PROMPT
Tally the lines holding the word "accent" and state the count by itself.

== == ==

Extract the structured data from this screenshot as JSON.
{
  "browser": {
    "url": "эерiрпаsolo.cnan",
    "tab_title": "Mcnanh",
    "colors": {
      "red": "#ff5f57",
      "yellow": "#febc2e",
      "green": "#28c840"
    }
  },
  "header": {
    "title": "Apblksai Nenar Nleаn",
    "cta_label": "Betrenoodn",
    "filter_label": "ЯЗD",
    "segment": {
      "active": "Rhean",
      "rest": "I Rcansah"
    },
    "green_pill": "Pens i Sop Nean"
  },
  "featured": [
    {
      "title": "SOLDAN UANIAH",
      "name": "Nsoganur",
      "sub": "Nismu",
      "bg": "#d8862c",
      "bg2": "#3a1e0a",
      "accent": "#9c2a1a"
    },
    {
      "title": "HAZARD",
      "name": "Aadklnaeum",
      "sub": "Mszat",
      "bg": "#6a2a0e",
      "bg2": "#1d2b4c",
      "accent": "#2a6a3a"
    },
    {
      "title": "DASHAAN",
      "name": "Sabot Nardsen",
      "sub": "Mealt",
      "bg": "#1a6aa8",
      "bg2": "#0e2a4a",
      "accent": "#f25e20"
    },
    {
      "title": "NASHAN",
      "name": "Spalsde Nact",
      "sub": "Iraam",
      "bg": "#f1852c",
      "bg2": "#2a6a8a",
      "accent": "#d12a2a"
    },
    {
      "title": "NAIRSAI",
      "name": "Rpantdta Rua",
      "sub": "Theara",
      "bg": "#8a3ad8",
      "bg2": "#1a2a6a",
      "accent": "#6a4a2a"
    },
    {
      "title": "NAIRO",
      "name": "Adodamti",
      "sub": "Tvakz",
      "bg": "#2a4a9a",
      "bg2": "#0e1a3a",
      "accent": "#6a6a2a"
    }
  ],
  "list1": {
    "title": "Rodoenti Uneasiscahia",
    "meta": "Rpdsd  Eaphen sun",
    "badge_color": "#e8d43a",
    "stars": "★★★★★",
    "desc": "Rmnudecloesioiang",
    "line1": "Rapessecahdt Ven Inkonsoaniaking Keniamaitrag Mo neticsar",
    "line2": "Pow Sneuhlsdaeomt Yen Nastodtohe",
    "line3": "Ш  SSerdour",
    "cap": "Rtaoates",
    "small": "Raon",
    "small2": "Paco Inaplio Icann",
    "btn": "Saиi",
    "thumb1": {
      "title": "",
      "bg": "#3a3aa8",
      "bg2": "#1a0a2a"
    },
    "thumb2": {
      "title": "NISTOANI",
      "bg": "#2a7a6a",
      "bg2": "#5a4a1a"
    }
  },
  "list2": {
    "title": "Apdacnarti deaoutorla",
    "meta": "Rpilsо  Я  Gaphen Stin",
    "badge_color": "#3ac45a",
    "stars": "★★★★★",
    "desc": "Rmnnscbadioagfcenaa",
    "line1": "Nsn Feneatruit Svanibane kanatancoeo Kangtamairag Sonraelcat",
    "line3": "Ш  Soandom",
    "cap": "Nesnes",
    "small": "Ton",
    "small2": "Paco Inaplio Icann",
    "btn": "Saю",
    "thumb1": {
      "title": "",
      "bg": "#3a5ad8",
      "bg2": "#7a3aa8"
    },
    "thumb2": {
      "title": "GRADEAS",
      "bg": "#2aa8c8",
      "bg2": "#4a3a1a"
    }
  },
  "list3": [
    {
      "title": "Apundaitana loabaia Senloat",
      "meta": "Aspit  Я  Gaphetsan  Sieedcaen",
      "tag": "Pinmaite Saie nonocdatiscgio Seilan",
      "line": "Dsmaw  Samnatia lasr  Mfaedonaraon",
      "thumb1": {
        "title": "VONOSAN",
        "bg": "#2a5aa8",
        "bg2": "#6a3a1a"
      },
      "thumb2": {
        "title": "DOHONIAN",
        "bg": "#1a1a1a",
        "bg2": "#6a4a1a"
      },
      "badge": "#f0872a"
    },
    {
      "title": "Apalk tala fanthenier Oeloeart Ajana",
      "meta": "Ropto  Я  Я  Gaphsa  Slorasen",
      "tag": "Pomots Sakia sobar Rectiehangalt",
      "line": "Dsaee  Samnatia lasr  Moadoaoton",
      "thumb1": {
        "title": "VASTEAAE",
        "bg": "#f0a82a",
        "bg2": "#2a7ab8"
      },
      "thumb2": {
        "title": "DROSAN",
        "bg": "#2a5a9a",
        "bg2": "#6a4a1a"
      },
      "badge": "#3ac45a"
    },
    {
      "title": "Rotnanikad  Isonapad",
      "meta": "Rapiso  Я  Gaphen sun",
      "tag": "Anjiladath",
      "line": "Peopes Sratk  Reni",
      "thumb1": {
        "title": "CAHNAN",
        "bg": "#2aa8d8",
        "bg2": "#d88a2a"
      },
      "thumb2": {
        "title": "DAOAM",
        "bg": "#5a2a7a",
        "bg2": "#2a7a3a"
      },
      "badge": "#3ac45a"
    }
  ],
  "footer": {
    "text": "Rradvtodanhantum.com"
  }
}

== == ==

SOLUTION TO THE EXERCISE
6